**What you need to do:** Count every line that has the word "Număr" in it; give no more than the number.

## BEGIN

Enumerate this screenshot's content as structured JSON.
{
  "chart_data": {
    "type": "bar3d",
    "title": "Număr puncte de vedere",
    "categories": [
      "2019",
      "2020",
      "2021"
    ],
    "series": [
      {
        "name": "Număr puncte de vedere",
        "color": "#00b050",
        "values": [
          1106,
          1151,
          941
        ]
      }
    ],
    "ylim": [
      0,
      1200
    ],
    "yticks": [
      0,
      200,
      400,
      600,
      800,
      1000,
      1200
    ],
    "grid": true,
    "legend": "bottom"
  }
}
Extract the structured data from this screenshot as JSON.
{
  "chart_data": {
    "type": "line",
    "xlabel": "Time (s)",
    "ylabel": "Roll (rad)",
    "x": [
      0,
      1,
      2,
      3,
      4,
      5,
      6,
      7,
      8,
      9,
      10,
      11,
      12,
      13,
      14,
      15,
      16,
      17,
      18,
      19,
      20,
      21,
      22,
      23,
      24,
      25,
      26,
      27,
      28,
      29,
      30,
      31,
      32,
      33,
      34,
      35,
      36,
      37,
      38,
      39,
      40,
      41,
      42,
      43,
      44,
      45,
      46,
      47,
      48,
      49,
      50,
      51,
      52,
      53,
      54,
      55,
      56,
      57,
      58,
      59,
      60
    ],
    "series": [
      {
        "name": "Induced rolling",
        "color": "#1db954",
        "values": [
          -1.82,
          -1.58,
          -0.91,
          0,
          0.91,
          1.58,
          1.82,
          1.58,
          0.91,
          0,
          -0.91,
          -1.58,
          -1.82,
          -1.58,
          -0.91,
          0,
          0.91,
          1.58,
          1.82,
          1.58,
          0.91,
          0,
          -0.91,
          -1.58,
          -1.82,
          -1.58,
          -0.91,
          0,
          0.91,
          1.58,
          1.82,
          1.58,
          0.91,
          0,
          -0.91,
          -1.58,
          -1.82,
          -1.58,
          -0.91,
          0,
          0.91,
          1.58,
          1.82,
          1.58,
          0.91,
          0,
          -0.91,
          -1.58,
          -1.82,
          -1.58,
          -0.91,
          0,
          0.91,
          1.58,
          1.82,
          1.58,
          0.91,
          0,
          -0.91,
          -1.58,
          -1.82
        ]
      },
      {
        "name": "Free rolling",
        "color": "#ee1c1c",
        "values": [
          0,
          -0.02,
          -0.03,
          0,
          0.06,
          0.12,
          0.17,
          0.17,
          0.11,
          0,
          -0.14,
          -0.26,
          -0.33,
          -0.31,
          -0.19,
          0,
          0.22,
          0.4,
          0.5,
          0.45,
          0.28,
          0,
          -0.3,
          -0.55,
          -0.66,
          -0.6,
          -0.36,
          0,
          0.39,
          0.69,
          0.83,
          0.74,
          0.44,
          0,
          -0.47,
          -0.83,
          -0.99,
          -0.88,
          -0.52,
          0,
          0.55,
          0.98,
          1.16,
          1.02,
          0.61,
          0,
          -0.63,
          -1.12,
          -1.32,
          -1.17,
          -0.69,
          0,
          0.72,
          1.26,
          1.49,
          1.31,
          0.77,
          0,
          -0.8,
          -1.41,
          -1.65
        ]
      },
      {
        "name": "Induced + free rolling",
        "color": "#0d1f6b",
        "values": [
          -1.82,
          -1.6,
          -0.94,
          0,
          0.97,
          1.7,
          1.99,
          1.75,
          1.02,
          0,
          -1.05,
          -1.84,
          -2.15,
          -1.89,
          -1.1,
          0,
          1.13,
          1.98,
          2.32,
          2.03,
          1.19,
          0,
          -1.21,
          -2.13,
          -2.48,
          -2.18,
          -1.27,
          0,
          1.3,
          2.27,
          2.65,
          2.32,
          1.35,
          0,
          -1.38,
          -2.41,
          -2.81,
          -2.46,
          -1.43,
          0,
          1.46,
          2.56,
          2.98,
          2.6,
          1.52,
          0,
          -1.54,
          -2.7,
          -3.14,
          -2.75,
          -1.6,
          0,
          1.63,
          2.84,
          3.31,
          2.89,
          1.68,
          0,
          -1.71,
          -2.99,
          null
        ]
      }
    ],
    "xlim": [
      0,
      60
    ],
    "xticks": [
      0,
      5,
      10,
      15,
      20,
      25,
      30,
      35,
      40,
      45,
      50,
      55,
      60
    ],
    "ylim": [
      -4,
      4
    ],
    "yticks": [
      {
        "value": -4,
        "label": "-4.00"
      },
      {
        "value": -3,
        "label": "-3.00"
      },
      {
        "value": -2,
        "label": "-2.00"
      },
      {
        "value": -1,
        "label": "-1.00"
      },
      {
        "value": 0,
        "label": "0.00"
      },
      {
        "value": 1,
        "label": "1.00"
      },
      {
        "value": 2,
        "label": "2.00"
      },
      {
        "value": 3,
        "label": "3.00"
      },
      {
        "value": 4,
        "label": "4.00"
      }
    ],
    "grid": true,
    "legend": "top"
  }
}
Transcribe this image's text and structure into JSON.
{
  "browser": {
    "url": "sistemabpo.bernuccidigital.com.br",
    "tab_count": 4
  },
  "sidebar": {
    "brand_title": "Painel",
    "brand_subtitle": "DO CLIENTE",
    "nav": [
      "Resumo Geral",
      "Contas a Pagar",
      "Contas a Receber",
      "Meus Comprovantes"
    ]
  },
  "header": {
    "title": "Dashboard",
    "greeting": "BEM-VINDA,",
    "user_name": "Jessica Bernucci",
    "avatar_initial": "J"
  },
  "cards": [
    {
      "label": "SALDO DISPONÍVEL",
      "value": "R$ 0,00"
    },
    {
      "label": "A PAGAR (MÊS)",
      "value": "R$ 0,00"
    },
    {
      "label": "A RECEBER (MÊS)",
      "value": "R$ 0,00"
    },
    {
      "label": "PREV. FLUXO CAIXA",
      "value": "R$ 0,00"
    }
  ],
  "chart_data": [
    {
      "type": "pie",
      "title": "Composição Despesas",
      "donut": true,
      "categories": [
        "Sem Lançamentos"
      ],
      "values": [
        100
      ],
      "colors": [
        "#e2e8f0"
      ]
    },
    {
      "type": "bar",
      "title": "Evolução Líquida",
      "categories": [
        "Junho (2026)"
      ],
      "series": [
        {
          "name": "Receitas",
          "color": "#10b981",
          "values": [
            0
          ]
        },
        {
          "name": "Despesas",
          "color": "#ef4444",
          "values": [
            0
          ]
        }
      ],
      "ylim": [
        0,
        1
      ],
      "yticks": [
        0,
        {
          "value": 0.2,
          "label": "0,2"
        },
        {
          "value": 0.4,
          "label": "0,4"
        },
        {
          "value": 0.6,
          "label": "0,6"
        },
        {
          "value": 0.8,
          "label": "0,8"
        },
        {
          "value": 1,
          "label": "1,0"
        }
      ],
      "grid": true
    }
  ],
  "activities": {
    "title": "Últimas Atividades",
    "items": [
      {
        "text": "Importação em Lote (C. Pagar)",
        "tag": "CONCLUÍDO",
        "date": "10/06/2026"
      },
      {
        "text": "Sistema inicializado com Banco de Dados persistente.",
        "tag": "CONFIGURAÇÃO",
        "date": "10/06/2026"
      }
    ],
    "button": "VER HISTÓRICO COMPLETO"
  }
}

## END

**Answer to the exercise:** 2